* **THE TASK**
Omit the images, then print each record below exactly as it reads.
^^^^^^^^^^^^^^^^
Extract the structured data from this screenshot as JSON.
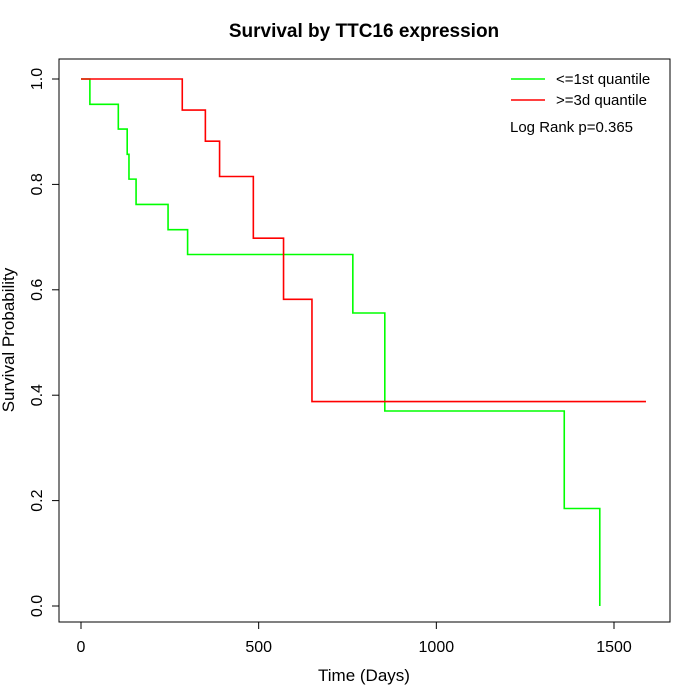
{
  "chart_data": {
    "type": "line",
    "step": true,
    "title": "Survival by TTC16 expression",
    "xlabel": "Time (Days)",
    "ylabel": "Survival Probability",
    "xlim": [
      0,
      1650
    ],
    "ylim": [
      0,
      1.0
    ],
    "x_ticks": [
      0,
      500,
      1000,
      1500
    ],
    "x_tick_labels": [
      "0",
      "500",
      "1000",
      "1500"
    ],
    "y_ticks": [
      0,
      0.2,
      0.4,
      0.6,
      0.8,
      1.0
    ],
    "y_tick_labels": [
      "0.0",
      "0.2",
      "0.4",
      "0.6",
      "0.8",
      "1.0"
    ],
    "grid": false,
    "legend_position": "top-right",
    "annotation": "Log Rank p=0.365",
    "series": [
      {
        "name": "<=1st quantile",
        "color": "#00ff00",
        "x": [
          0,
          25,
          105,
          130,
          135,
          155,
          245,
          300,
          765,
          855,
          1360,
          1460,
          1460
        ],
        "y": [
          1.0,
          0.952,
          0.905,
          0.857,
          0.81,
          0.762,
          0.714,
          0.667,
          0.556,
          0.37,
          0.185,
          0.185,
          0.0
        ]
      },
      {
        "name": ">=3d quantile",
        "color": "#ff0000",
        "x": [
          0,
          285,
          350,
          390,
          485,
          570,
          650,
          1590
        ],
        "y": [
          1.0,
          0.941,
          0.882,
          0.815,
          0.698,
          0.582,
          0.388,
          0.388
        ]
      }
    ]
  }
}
^^^^^^^^^^^^^^^^
* **EXERCISE OUTPUT**
Extract the structured data from this screenshot as JSON.
{
  "chart_data": {
    "type": "line",
    "step": true,
    "title": "Survival by TTC16 expression",
    "xlabel": "Time (Days)",
    "ylabel": "Survival Probability",
    "xlim": [
      0,
      1650
    ],
    "ylim": [
      0,
      1.0
    ],
    "x_ticks": [
      0,
      500,
      1000,
      1500
    ],
    "x_tick_labels": [
      "0",
      "500",
      "1000",
      "1500"
    ],
    "y_ticks": [
      0,
      0.2,
      0.4,
      0.6,
      0.8,
      1.0
    ],
    "y_tick_labels": [
      "0.0",
      "0.2",
      "0.4",
      "0.6",
      "0.8",
      "1.0"
    ],
    "grid": false,
    "legend_position": "top-right",
    "annotation": "Log Rank p=0.365",
    "series": [
      {
        "name": "<=1st quantile",
        "color": "#00ff00",
        "x": [
          0,
          25,
          105,
          130,
          135,
          155,
          245,
          300,
          765,
          855,
          1360,
          1460,
          1460
        ],
        "y": [
          1.0,
          0.952,
          0.905,
          0.857,
          0.81,
          0.762,
          0.714,
          0.667,
          0.556,
          0.37,
          0.185,
          0.185,
          0.0
        ]
      },
      {
        "name": ">=3d quantile",
        "color": "#ff0000",
        "x": [
          0,
          285,
          350,
          390,
          485,
          570,
          650,
          1590
        ],
        "y": [
          1.0,
          0.941,
          0.882,
          0.815,
          0.698,
          0.582,
          0.388,
          0.388
        ]
      }
    ]
  }
}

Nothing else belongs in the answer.